§ **Short task**
Find and copy every line in the records that includes the string "bank".

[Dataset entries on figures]
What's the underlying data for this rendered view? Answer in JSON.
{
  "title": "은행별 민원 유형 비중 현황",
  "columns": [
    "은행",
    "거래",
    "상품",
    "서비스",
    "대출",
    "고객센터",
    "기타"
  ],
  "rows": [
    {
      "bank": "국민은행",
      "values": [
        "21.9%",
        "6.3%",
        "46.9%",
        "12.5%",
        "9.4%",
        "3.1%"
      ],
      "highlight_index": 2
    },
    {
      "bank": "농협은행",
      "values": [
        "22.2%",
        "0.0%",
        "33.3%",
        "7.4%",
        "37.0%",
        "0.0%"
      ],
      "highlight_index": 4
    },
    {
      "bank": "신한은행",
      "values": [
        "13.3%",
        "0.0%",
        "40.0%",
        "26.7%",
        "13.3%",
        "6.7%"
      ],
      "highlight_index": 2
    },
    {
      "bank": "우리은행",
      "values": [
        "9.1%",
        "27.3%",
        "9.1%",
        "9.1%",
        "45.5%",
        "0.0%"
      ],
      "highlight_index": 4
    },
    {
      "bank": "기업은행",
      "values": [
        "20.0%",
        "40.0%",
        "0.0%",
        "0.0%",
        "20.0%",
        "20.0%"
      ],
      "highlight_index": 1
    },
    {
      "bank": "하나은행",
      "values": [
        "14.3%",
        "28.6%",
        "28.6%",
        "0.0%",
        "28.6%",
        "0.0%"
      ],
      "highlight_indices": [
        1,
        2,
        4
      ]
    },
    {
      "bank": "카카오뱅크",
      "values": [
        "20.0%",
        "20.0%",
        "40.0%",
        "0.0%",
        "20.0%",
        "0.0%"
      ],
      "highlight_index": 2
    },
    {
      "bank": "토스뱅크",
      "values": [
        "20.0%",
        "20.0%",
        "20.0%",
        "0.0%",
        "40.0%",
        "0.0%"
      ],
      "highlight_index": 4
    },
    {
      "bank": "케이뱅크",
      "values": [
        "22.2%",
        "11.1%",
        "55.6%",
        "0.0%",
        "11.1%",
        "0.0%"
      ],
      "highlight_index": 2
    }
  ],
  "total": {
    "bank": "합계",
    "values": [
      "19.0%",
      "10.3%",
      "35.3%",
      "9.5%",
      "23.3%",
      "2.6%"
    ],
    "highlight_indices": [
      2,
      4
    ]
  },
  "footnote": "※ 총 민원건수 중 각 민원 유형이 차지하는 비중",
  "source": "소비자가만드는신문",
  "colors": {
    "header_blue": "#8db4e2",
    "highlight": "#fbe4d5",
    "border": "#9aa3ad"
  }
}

§ **Full output**
      "bank": "국민은행",
      "bank": "농협은행",
      "bank": "신한은행",
      "bank": "우리은행",
      "bank": "기업은행",
      "bank": "하나은행",
      "bank": "카카오뱅크",
      "bank": "토스뱅크",
      "bank": "케이뱅크",
    "bank": "합계",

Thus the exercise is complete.